**Instruction 1:**
In the Eltham Palace excerpt, in what year did English Heritage take over responsibility for the great hall?

**Excerpt:**
....
Eltham Palace is a large house at Eltham ( /ˈɛltəm/ EL-təm) in southeast London, England, within the Royal Borough of Greenwich. The house consists of the medieval great hall of a former royal residence, to which an Art Deco extension was added in the 1930s. The hammerbeam roof of the great hall is the third-largest of its type in England, and the Art Deco interior of the house has been described as a "masterpiece of modern design". [1] The house is owned by the Crown Estate and managed by English Heritage, which took over responsibility for the great hall in 1984 and the rest of the site in 1995. [2]




The original palace was given to Edward II in 1305 by the Bishop of Durham, Anthony Bek, and used as a royal residence from the 14th to the 16th century. According to one account, the incident which inspired Edward III's foundation of the Order of the Garter took place here. As the favourite palace of Henry IV, it played host to Manuel II Palaiologos, the only Byzantine emperor ever to visit England, from December 1400 to mid-February 1401, with a joust being given in his honour. [3] There is still a jousting tilt yard. The 1401 Eltham tournament was described or commemorated in literary form as thirteen letters, in old French, addressed to Henry's daughter Blanche of England. Each letter, purportedly written by a legendary patron, praises one of the combatants. Two of them, William Bardolf and John Clinton, are identified by their heraldry. The letters were probably read aloud during the event. [4]

Edward IV built the Great Hall in the 1470s, and the future Henry VIII grew up here; it was here in 1499 that he met and impressed the scholar Erasmus, introduced to him by Thomas More. Erasmus described the occasion: [5]

I had been carried off by Thomas More, who had come to pay me a visit on an estate of Mountjoy’s (the house of Lord Mountjoy near Greenwich) where I was staying, to take a walk by way of diversion as far as the nearest town (Eltham). For there all the royal children were being educated, Arthur alone excepted, the eldest son. When we came to the hall, all the retinue was assembled; not only that of the palace, but Mountjoy’s as well. In the midst stood Henry, aged nine, already with certain royal demeanour; I mean a dignity of mind combined with a remarkable courtesy…. More with his companion Arnold saluted Henry (the present King of England) and presented to him something in writing. I, who was expecting nothing of the sort, had nothing to offer; but I promised that somehow, at some other time, I would show my duty towards him. At the time I was slightly indignant with More for having given me no warning, especially because the boy, during dinner, sent me a note inviting something from my pen. I went home, and though the Muses, from whom I had lived apart so long, were unwilling, I finished a poem in three days.
....
**Instruction 2:**
Rewrite the entries from their first line up to and including the line with "- window-title: V3", replacing "toolbar-button" with "toolbar-btn" throughout and leaving everything else unchanged.

**Layout coordinate data:**
....
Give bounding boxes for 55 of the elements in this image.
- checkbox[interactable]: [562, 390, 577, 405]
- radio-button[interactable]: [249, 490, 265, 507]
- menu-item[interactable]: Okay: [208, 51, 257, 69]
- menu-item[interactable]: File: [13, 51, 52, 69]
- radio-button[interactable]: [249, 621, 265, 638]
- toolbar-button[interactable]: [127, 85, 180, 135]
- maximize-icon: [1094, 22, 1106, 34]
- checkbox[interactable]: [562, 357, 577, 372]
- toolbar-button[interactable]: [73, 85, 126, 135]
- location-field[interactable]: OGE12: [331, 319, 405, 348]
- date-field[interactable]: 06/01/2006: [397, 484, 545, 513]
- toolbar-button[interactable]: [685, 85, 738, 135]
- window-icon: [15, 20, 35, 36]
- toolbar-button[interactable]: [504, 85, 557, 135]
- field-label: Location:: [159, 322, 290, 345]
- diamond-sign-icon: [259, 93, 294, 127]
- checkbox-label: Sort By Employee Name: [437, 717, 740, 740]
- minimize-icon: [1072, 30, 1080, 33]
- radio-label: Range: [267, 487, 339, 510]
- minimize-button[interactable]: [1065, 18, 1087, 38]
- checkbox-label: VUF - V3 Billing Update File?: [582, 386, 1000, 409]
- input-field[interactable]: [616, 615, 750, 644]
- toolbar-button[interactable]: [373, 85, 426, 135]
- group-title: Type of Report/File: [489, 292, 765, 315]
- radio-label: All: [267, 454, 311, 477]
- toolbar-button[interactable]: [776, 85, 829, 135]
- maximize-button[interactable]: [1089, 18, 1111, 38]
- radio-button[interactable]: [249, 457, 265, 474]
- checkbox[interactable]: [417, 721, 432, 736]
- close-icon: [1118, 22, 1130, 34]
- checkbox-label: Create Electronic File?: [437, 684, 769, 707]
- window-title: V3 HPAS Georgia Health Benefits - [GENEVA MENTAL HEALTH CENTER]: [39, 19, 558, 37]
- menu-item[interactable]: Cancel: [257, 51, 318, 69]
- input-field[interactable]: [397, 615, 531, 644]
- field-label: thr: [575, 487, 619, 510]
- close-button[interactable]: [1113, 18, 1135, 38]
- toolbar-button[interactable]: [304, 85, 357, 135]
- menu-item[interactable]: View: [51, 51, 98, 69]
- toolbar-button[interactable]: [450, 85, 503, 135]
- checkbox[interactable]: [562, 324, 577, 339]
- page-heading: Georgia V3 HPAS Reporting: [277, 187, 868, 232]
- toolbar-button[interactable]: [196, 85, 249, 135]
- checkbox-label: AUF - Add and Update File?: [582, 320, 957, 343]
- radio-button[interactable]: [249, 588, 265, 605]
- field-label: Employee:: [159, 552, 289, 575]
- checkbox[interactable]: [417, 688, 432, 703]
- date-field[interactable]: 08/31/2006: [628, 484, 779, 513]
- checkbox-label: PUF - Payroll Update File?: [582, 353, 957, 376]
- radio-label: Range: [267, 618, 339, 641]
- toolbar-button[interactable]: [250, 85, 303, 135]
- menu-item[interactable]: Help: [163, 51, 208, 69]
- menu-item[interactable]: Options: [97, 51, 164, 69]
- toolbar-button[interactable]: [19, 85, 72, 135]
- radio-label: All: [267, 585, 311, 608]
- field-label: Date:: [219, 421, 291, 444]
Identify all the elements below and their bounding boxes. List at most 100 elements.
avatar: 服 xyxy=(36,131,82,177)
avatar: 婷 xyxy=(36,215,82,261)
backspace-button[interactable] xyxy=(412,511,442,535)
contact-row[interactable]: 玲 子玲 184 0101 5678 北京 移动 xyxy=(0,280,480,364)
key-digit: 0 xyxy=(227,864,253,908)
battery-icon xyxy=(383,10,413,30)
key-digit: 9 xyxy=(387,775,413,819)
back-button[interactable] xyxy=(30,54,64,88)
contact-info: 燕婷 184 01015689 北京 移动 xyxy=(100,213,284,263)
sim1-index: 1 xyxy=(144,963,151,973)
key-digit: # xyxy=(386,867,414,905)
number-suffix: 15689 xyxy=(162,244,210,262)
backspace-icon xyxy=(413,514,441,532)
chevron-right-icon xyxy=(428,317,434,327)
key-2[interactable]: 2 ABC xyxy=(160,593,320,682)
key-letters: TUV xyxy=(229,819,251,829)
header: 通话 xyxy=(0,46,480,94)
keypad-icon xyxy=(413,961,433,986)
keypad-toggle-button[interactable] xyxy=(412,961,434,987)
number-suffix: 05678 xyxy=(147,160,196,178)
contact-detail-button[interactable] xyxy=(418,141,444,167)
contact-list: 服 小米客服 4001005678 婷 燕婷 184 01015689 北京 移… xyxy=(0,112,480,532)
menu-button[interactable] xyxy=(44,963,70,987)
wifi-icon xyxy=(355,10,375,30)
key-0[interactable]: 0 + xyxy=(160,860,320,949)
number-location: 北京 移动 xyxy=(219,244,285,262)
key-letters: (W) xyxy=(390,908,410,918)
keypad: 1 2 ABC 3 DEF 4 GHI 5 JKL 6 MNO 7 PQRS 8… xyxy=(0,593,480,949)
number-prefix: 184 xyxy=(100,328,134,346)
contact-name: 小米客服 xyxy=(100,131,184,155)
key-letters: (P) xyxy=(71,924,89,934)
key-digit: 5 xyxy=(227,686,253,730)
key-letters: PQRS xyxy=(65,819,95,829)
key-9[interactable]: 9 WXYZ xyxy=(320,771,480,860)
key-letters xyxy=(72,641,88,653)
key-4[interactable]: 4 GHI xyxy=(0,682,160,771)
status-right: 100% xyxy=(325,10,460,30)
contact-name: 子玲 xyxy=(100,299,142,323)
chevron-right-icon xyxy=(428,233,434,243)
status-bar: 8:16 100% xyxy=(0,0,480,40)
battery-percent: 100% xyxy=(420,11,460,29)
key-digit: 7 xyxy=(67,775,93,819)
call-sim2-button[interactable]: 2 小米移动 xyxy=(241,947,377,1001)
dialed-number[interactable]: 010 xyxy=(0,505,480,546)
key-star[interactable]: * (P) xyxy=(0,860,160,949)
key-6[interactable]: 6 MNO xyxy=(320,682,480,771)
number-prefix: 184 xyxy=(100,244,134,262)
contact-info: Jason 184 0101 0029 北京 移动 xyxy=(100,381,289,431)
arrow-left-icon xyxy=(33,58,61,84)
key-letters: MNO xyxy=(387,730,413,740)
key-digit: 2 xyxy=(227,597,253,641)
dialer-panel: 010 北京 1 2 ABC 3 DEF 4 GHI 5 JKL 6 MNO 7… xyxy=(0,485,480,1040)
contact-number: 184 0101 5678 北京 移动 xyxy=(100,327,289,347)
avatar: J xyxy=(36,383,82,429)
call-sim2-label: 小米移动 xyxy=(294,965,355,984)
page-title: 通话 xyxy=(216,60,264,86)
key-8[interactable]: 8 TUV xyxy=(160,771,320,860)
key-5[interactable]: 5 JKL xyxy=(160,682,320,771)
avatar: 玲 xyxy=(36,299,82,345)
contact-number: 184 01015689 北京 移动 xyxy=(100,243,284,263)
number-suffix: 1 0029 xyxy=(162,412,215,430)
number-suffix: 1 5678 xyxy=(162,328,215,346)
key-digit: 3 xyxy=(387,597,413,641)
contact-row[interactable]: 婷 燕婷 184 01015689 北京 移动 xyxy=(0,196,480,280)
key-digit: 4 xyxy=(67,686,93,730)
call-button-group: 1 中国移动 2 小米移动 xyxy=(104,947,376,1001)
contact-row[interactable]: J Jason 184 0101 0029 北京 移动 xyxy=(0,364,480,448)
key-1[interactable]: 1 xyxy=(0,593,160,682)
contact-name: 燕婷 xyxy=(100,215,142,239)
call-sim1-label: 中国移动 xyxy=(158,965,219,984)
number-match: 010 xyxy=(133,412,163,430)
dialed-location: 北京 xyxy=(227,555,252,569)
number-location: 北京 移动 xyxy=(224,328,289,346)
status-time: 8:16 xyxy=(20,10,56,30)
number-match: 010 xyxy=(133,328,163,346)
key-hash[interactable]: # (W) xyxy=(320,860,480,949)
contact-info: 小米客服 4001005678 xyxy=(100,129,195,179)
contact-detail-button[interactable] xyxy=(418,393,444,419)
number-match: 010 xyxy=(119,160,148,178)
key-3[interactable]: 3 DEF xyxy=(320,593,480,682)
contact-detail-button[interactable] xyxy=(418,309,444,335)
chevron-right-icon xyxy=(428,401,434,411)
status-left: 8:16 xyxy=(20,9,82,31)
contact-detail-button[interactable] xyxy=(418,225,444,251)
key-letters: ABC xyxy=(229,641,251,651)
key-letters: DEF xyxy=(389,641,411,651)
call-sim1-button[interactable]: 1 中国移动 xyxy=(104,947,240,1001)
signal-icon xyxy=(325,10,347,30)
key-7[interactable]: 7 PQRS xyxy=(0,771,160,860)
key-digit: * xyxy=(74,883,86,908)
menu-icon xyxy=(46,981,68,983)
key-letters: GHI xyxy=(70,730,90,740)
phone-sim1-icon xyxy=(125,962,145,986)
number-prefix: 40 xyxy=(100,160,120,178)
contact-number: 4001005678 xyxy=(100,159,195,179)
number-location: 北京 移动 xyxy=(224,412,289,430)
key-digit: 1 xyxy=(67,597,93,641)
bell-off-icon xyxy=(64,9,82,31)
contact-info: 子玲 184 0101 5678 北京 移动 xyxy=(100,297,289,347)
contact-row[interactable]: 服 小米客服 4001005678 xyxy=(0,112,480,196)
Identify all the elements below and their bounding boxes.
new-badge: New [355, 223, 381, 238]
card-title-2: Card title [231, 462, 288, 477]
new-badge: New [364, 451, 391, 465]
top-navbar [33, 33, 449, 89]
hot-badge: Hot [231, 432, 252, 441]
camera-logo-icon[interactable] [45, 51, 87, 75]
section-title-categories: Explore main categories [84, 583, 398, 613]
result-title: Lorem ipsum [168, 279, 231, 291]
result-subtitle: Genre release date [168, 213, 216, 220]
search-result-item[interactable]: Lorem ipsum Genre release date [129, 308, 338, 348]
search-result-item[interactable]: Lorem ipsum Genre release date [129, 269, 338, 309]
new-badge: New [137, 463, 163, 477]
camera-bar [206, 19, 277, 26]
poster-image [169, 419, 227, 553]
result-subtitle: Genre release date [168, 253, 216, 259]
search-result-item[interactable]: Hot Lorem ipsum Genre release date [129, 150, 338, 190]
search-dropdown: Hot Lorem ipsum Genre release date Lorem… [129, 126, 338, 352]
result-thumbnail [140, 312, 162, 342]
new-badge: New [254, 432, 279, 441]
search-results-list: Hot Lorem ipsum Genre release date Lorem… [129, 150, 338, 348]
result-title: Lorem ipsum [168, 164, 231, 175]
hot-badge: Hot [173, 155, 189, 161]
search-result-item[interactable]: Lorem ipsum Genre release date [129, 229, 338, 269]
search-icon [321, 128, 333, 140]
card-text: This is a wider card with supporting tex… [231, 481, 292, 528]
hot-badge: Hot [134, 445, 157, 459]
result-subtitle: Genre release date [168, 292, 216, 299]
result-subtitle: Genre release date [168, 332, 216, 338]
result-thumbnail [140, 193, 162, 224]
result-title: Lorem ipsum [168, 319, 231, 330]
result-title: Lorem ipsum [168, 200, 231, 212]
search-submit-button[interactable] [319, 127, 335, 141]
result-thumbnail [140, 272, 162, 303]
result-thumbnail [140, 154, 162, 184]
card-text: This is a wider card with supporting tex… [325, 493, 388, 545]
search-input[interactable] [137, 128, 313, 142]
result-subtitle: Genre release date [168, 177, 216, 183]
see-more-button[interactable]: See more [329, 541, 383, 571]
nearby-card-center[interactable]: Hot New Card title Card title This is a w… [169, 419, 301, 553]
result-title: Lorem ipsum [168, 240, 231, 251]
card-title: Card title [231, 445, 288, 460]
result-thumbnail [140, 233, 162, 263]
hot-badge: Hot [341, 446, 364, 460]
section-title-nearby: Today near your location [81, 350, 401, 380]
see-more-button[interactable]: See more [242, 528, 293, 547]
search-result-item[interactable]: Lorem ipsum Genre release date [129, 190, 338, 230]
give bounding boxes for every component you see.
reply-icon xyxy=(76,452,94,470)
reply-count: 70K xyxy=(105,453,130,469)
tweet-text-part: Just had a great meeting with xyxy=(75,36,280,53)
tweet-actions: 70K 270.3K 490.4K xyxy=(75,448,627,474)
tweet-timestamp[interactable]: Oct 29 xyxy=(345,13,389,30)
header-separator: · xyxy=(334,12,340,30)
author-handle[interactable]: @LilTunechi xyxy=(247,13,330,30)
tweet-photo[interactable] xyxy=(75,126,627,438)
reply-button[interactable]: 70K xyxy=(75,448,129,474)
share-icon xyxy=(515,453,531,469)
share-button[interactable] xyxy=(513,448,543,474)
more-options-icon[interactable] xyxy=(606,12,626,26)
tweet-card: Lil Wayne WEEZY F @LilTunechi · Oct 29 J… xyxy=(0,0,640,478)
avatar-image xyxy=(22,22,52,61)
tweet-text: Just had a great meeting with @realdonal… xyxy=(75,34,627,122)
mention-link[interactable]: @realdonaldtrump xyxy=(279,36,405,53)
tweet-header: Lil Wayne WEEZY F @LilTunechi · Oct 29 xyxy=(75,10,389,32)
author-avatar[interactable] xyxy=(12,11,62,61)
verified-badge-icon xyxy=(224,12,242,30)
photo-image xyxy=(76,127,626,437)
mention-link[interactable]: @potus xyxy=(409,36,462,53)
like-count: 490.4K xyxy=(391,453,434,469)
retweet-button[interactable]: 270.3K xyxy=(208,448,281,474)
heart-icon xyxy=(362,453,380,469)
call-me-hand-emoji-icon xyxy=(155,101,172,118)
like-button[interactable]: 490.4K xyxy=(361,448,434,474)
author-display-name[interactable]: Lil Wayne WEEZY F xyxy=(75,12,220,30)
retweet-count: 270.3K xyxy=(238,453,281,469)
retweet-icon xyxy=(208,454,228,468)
....
**Exercise solution 1:**
1984

**Exercise solution 2:**
Give bounding boxes for 55 of the elements in this image.
- checkbox[interactable]: [562, 390, 577, 405]
- radio-button[interactable]: [249, 490, 265, 507]
- menu-item[interactable]: Okay: [208, 51, 257, 69]
- menu-item[interactable]: File: [13, 51, 52, 69]
- radio-button[interactable]: [249, 621, 265, 638]
- toolbar-btn[interactable]: [127, 85, 180, 135]
- maximize-icon: [1094, 22, 1106, 34]
- checkbox[interactable]: [562, 357, 577, 372]
- toolbar-btn[interactable]: [73, 85, 126, 135]
- location-field[interactable]: OGE12: [331, 319, 405, 348]
- date-field[interactable]: 06/01/2006: [397, 484, 545, 513]
- toolbar-btn[interactable]: [685, 85, 738, 135]
- window-icon: [15, 20, 35, 36]
- toolbar-btn[interactable]: [504, 85, 557, 135]
- field-label: Location:: [159, 322, 290, 345]
- diamond-sign-icon: [259, 93, 294, 127]
- checkbox-label: Sort By Employee Name: [437, 717, 740, 740]
- minimize-icon: [1072, 30, 1080, 33]
- radio-label: Range: [267, 487, 339, 510]
- minimize-button[interactable]: [1065, 18, 1087, 38]
- checkbox-label: VUF - V3 Billing Update File?: [582, 386, 1000, 409]
- input-field[interactable]: [616, 615, 750, 644]
- toolbar-btn[interactable]: [373, 85, 426, 135]
- group-title: Type of Report/File: [489, 292, 765, 315]
- radio-label: All: [267, 454, 311, 477]
- toolbar-btn[interactable]: [776, 85, 829, 135]
- maximize-button[interactable]: [1089, 18, 1111, 38]
- radio-button[interactable]: [249, 457, 265, 474]
- checkbox[interactable]: [417, 721, 432, 736]
- close-icon: [1118, 22, 1130, 34]
- checkbox-label: Create Electronic File?: [437, 684, 769, 707]
- window-title: V3 HPAS Georgia Health Benefits - [GENEVA MENTAL HEALTH CENTER]: [39, 19, 558, 37]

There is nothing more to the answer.